**Task directions**
All of the data needs to be repeated exactly.

* Start Material for this exercise *

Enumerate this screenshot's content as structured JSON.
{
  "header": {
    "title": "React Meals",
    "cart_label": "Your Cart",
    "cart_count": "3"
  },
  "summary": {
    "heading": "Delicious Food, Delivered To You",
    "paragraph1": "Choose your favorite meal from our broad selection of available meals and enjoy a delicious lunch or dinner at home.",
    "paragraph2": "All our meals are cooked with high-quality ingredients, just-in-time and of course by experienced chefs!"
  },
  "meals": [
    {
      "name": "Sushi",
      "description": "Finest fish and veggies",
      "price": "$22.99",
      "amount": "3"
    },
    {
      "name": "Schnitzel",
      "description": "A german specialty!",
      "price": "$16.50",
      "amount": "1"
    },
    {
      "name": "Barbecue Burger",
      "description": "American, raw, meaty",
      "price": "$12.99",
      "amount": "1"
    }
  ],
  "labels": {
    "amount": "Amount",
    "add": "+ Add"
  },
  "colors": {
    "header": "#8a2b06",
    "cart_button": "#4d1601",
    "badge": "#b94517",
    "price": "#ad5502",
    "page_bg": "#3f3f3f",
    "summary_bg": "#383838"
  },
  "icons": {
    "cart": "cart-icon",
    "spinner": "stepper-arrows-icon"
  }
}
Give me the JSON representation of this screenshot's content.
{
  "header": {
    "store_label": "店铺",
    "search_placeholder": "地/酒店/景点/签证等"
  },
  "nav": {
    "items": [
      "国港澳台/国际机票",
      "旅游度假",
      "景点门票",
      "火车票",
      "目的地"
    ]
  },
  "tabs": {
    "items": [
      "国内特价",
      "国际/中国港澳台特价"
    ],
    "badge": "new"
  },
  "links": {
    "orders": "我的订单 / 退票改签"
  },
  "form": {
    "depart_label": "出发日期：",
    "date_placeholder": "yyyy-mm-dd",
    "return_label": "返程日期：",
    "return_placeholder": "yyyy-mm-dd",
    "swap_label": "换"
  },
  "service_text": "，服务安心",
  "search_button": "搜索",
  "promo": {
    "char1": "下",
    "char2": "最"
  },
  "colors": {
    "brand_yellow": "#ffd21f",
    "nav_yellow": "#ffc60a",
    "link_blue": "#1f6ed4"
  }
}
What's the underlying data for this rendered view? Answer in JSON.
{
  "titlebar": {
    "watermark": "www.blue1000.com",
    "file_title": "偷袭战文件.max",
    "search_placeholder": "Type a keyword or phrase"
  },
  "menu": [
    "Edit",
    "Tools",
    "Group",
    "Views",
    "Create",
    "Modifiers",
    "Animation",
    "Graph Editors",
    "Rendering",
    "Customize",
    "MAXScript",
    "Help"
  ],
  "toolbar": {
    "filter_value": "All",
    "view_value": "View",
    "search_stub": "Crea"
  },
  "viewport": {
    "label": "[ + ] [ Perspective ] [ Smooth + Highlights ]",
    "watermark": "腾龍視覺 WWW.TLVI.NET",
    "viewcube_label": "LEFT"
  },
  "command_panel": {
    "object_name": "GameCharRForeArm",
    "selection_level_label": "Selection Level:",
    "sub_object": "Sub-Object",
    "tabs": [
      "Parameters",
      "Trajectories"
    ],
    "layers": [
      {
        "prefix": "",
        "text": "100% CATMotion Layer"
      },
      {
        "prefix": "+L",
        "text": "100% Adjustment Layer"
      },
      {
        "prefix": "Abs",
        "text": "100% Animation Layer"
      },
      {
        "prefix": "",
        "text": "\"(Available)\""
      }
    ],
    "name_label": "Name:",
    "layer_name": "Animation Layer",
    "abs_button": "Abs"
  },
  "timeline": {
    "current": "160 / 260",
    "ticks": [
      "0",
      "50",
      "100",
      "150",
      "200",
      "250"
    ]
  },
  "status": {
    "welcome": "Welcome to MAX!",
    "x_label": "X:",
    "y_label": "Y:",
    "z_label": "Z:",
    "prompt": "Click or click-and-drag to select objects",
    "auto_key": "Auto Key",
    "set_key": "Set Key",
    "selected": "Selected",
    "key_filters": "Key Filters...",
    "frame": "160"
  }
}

* End Material for this exercise *

**Result of the exercise**
Enumerate this screenshot's content as structured JSON.
{
  "header": {
    "title": "React Meals",
    "cart_label": "Your Cart",
    "cart_count": "3"
  },
  "summary": {
    "heading": "Delicious Food, Delivered To You",
    "paragraph1": "Choose your favorite meal from our broad selection of available meals and enjoy a delicious lunch or dinner at home.",
    "paragraph2": "All our meals are cooked with high-quality ingredients, just-in-time and of course by experienced chefs!"
  },
  "meals": [
    {
      "name": "Sushi",
      "description": "Finest fish and veggies",
      "price": "$22.99",
      "amount": "3"
    },
    {
      "name": "Schnitzel",
      "description": "A german specialty!",
      "price": "$16.50",
      "amount": "1"
    },
    {
      "name": "Barbecue Burger",
      "description": "American, raw, meaty",
      "price": "$12.99",
      "amount": "1"
    }
  ],
  "labels": {
    "amount": "Amount",
    "add": "+ Add"
  },
  "colors": {
    "header": "#8a2b06",
    "cart_button": "#4d1601",
    "badge": "#b94517",
    "price": "#ad5502",
    "page_bg": "#3f3f3f",
    "summary_bg": "#383838"
  },
  "icons": {
    "cart": "cart-icon",
    "spinner": "stepper-arrows-icon"
  }
}
Give me the JSON representation of this screenshot's content.
{
  "header": {
    "store_label": "店铺",
    "search_placeholder": "地/酒店/景点/签证等"
  },
  "nav": {
    "items": [
      "国港澳台/国际机票",
      "旅游度假",
      "景点门票",
      "火车票",
      "目的地"
    ]
  },
  "tabs": {
    "items": [
      "国内特价",
      "国际/中国港澳台特价"
    ],
    "badge": "new"
  },
  "links": {
    "orders": "我的订单 / 退票改签"
  },
  "form": {
    "depart_label": "出发日期：",
    "date_placeholder": "yyyy-mm-dd",
    "return_label": "返程日期：",
    "return_placeholder": "yyyy-mm-dd",
    "swap_label": "换"
  },
  "service_text": "，服务安心",
  "search_button": "搜索",
  "promo": {
    "char1": "下",
    "char2": "最"
  },
  "colors": {
    "brand_yellow": "#ffd21f",
    "nav_yellow": "#ffc60a",
    "link_blue": "#1f6ed4"
  }
}
What's the underlying data for this rendered view? Answer in JSON.
{
  "titlebar": {
    "watermark": "www.blue1000.com",
    "file_title": "偷袭战文件.max",
    "search_placeholder": "Type a keyword or phrase"
  },
  "menu": [
    "Edit",
    "Tools",
    "Group",
    "Views",
    "Create",
    "Modifiers",
    "Animation",
    "Graph Editors",
    "Rendering",
    "Customize",
    "MAXScript",
    "Help"
  ],
  "toolbar": {
    "filter_value": "All",
    "view_value": "View",
    "search_stub": "Crea"
  },
  "viewport": {
    "label": "[ + ] [ Perspective ] [ Smooth + Highlights ]",
    "watermark": "腾龍視覺 WWW.TLVI.NET",
    "viewcube_label": "LEFT"
  },
  "command_panel": {
    "object_name": "GameCharRForeArm",
    "selection_level_label": "Selection Level:",
    "sub_object": "Sub-Object",
    "tabs": [
      "Parameters",
      "Trajectories"
    ],
    "layers": [
      {
        "prefix": "",
        "text": "100% CATMotion Layer"
      },
      {
        "prefix": "+L",
        "text": "100% Adjustment Layer"
      },
      {
        "prefix": "Abs",
        "text": "100% Animation Layer"
      },
      {
        "prefix": "",
        "text": "\"(Available)\""
      }
    ],
    "name_label": "Name:",
    "layer_name": "Animation Layer",
    "abs_button": "Abs"
  },
  "timeline": {
    "current": "160 / 260",
    "ticks": [
      "0",
      "50",
      "100",
      "150",
      "200",
      "250"
    ]
  },
  "status": {
    "welcome": "Welcome to MAX!",
    "x_label": "X:",
    "y_label": "Y:",
    "z_label": "Z:",
    "prompt": "Click or click-and-drag to select objects",
    "auto_key": "Auto Key",
    "set_key": "Set Key",
    "selected": "Selected",
    "key_filters": "Key Filters...",
    "frame": "160"
  }
}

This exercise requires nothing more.